Show every line in the records below that contains the word "Countermeasures".

========================================================================

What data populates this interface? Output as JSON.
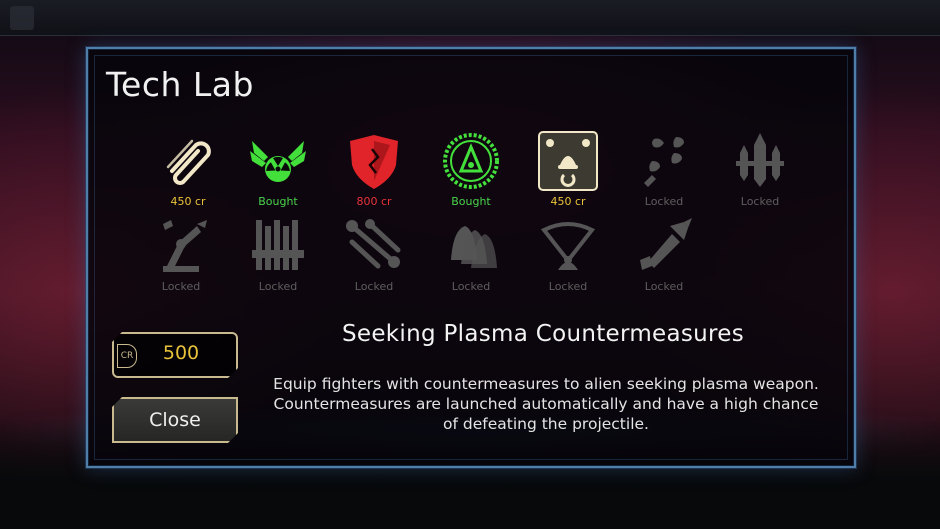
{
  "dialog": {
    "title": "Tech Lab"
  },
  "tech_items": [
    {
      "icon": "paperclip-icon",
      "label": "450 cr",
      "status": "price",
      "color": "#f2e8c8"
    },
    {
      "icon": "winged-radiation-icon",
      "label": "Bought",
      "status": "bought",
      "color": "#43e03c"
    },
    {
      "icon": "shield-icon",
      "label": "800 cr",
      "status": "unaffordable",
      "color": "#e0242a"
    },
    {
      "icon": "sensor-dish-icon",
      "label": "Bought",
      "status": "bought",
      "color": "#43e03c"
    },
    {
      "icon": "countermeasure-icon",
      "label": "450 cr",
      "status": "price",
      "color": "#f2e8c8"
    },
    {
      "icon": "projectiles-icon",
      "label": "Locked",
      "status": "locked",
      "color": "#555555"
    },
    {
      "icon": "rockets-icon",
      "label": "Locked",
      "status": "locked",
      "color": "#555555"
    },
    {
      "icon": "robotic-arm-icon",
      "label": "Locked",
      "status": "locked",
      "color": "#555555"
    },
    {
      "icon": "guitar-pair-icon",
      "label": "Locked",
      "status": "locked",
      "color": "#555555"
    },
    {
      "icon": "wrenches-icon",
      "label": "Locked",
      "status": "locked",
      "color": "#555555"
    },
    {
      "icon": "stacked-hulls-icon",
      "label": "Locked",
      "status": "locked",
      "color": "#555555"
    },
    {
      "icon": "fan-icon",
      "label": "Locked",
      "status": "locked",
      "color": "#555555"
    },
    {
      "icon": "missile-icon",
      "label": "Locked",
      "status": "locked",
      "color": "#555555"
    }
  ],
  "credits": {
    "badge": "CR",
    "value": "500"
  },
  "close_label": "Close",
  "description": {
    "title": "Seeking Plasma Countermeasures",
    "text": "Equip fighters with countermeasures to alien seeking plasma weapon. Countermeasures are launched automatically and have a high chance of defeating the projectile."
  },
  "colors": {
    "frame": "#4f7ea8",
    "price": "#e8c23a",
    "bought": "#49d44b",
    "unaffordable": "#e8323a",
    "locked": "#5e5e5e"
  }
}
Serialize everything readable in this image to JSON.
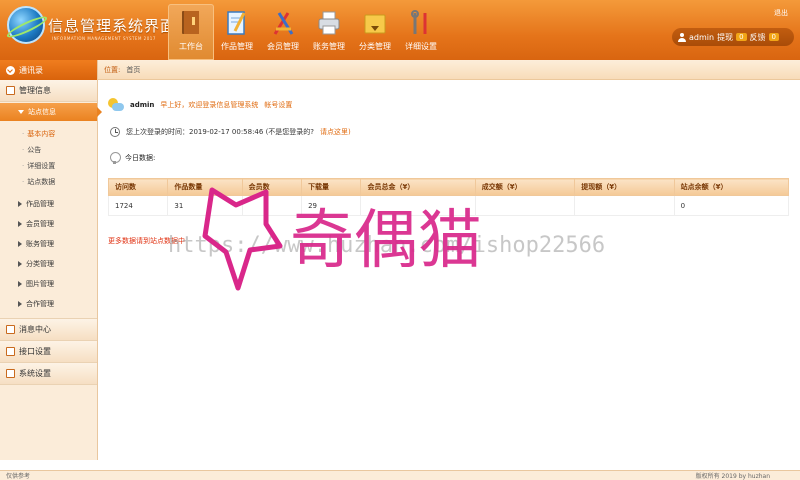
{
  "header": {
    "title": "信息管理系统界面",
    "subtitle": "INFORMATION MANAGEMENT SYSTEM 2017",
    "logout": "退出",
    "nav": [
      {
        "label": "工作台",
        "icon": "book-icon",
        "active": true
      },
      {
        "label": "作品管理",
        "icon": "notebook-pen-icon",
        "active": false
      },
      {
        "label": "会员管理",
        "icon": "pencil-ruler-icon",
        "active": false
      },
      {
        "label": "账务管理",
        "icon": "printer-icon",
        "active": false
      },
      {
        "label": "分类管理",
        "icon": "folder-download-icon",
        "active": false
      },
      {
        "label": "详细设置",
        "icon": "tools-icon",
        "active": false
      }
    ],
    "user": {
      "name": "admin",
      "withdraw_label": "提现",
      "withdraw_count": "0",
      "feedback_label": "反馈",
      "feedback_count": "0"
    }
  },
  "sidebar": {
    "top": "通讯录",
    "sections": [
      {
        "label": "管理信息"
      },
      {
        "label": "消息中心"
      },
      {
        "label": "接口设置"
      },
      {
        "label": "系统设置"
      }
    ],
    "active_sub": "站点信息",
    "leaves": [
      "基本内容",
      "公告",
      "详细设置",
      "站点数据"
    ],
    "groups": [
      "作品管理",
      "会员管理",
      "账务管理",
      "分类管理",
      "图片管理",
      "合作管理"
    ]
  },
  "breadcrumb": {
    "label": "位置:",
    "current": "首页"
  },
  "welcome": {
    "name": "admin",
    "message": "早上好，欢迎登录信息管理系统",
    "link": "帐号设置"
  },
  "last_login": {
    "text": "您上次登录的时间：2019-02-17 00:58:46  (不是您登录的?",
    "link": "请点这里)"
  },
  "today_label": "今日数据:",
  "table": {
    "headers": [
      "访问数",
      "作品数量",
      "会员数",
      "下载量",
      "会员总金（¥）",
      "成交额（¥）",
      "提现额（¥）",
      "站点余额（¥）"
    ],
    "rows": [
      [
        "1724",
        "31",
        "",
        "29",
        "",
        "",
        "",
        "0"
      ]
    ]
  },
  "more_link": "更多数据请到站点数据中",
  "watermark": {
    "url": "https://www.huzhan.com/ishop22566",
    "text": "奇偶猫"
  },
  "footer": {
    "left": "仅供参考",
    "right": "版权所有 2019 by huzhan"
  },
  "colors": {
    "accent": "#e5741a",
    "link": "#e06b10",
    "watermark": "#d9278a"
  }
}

========================================================================

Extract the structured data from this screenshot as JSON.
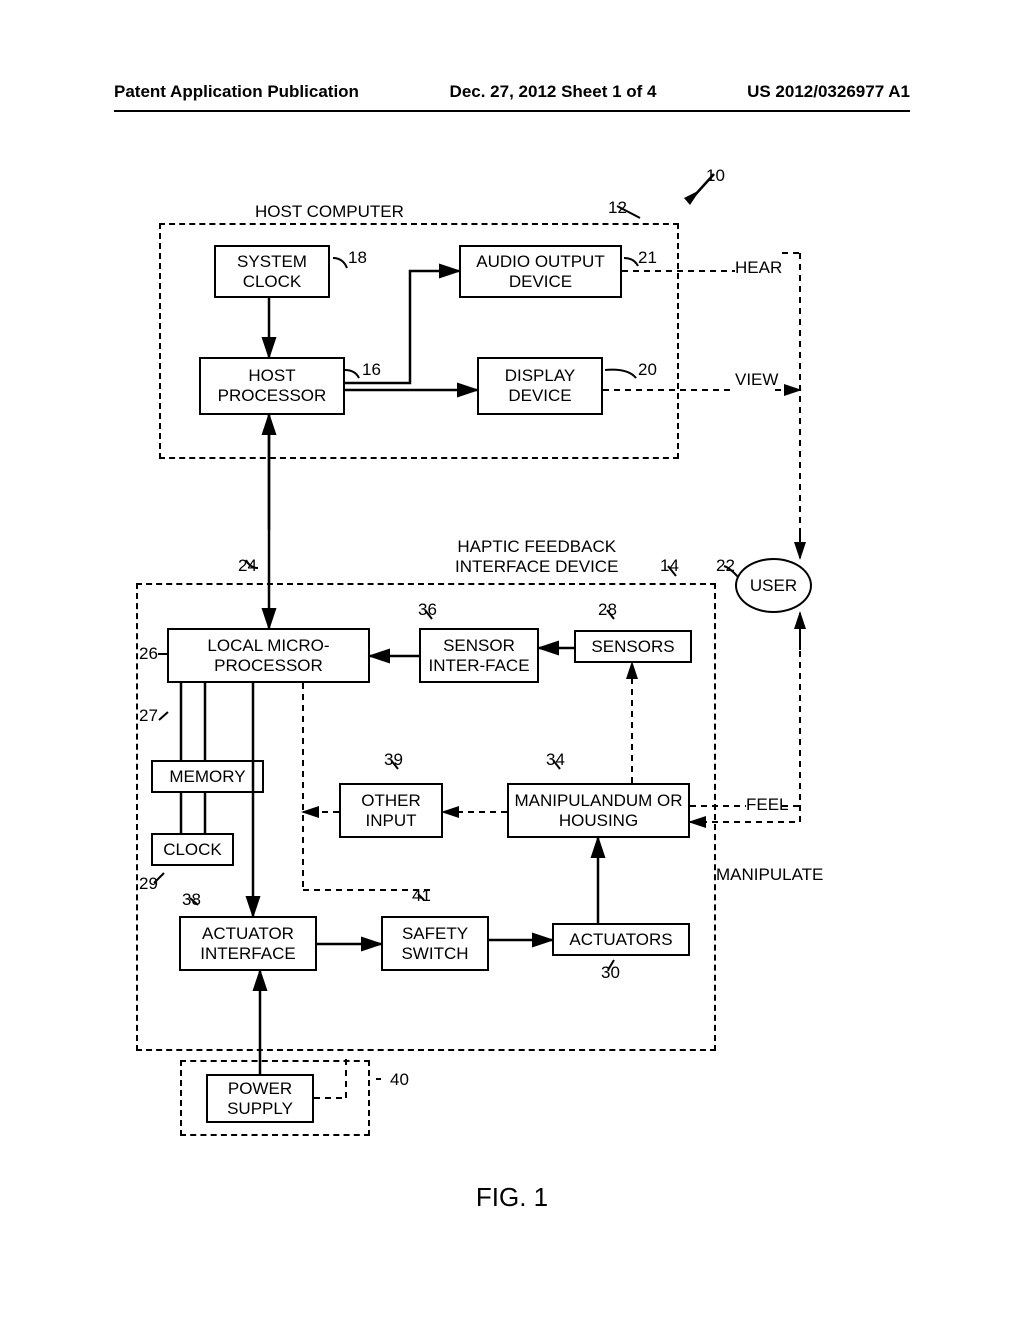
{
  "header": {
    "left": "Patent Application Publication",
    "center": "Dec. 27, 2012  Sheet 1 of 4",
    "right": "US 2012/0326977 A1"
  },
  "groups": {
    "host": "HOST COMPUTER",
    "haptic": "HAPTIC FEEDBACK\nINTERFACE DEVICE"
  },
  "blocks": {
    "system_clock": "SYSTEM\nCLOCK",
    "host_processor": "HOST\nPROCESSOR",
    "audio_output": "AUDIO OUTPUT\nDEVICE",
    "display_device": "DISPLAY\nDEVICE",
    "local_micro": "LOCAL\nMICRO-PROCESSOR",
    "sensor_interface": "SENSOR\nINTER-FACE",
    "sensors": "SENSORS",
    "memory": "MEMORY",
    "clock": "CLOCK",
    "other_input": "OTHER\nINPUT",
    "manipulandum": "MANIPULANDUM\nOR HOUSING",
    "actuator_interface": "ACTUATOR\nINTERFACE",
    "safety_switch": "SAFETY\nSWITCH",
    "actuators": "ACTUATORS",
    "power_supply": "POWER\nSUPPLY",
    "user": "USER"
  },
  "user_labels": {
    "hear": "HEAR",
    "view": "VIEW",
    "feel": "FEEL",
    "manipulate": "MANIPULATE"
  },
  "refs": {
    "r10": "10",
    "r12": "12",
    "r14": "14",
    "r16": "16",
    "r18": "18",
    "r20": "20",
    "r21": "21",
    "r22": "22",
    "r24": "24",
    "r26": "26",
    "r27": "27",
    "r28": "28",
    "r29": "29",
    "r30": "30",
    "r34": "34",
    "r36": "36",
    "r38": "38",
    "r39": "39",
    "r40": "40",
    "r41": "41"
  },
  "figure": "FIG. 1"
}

========================================================================

**EXERCISE ANSWER**.
    "title": "Seeking Plasma Countermeasures",
    "text": "Equip fighters with countermeasures to alien seeking plasma weapon. Countermeasures are launched automatically and have a high chance of defeating the projectile."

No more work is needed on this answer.